> **TASK DATA**
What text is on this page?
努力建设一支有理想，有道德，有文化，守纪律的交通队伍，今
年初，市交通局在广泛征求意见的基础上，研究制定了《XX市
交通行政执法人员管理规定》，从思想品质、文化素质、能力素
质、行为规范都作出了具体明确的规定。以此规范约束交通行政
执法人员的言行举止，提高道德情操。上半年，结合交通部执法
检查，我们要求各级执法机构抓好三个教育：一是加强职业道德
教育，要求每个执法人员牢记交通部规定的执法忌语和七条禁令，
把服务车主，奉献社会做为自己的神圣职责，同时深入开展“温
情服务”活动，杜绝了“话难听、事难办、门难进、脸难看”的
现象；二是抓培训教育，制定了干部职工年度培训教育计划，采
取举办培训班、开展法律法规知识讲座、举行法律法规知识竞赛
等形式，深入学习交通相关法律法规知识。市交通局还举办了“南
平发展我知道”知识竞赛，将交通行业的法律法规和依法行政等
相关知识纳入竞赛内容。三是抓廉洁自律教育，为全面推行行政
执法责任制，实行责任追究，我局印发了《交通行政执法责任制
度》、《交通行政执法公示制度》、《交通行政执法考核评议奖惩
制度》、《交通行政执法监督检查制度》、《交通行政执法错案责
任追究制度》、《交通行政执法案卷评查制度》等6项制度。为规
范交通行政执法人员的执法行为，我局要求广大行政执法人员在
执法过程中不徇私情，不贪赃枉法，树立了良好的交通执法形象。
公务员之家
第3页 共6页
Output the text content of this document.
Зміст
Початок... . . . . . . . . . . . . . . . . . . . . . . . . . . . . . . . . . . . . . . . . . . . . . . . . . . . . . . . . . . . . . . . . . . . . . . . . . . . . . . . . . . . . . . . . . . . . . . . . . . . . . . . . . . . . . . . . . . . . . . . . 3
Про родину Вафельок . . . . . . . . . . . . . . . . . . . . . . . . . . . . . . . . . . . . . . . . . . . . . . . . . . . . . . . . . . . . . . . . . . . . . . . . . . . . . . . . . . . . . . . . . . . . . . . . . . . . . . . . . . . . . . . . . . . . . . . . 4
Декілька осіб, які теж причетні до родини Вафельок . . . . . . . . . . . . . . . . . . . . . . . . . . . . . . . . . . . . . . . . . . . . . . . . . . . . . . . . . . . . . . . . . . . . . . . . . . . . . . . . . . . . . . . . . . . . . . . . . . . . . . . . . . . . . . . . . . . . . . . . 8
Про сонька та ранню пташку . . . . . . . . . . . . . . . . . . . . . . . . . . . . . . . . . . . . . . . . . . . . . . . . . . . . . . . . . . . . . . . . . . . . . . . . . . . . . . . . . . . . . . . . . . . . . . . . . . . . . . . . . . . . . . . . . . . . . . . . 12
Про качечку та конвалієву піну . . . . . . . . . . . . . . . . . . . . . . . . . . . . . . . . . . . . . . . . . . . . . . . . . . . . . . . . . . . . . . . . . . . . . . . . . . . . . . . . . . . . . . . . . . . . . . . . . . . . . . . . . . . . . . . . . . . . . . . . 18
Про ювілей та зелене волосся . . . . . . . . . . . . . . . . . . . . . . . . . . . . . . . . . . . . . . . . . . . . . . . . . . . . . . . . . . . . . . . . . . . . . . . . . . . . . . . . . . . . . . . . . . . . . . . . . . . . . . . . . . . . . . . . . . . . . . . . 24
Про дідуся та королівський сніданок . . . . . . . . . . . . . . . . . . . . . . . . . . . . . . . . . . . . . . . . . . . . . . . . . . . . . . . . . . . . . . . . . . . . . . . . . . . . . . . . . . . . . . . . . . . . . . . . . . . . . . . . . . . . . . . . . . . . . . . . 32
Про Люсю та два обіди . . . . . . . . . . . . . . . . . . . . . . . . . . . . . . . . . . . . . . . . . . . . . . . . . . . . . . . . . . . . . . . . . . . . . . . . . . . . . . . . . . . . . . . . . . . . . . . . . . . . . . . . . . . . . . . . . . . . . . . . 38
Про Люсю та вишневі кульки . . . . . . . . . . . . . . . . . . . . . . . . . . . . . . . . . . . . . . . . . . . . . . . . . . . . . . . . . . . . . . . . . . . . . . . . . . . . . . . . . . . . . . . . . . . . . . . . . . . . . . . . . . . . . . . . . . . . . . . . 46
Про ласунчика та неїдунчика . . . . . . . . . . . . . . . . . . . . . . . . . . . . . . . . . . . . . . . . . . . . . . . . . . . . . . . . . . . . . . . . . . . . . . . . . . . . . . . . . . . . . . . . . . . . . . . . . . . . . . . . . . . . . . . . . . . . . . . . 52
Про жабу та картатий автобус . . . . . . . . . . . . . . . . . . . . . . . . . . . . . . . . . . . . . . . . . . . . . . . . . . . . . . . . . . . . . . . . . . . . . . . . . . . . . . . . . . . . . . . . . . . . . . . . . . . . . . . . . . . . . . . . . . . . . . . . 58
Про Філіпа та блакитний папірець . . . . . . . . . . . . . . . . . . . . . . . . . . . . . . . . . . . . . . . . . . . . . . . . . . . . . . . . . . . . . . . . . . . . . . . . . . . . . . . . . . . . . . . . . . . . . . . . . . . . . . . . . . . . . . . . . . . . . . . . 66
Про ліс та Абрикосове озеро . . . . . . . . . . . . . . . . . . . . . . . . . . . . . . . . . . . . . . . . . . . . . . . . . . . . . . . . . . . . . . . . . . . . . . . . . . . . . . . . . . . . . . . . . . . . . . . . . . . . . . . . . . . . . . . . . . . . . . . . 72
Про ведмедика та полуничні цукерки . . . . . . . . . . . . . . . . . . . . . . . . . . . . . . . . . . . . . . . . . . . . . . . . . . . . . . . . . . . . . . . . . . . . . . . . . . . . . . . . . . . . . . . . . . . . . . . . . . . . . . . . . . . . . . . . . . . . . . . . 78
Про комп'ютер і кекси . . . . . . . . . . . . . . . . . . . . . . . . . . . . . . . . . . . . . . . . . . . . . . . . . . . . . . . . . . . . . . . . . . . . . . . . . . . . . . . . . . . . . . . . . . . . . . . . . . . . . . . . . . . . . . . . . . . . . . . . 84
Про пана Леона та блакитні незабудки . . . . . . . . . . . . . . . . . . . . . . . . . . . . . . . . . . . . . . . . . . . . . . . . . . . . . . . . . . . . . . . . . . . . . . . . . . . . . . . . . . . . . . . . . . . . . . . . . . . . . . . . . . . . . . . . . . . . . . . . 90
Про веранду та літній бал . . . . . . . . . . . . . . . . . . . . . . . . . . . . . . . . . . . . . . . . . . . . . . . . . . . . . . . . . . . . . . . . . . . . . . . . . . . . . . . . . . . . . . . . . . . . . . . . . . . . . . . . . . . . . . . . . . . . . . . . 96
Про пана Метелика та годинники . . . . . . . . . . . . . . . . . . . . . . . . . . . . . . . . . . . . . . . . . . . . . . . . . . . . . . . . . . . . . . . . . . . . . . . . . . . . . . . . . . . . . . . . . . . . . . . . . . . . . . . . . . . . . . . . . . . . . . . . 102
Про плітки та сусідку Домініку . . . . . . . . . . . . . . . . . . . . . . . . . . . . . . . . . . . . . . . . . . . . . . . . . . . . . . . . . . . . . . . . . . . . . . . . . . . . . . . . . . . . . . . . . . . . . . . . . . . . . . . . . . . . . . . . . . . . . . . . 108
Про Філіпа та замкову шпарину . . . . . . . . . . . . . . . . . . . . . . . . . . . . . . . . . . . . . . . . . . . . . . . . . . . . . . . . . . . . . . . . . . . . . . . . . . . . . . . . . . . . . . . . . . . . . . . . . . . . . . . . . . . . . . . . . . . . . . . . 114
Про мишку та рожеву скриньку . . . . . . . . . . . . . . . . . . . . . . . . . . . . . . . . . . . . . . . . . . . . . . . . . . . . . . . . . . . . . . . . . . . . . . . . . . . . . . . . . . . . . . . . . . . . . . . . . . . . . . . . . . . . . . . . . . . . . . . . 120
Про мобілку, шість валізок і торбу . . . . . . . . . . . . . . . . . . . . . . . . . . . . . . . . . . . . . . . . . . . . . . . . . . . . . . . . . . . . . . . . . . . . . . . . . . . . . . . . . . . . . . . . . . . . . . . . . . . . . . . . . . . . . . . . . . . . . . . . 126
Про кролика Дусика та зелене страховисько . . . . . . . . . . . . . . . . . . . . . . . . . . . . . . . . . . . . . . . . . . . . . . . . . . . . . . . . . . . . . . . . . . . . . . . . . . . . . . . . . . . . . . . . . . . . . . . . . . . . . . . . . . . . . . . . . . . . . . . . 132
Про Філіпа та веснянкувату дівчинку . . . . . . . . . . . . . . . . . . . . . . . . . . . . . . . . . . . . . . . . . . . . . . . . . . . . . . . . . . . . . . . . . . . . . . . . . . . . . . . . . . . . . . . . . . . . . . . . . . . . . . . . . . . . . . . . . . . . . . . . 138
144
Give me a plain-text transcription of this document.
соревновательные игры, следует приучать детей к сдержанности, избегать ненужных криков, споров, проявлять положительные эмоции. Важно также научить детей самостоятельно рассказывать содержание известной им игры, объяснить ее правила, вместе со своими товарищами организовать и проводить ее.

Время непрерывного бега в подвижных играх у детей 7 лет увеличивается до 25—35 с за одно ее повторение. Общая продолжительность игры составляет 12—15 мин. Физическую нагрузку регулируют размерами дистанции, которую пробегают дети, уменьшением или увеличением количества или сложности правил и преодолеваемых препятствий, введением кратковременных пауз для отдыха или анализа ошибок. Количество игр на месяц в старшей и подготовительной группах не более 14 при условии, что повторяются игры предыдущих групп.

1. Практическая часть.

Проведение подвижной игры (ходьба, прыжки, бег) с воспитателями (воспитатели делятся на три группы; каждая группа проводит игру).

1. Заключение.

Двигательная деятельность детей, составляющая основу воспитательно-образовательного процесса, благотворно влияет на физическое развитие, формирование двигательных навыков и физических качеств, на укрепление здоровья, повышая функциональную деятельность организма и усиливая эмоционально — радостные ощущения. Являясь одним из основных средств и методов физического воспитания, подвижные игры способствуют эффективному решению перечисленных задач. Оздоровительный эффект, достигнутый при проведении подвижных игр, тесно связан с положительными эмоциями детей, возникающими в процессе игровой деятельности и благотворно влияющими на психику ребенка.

> **WHAT IS EXPECTED**
In the records above, find each line with the word "text" and copy it.

> **REPLY TO THE EXERCISE**
What text is on this page?
Output the text content of this document.
Give me a plain-text transcription of this document.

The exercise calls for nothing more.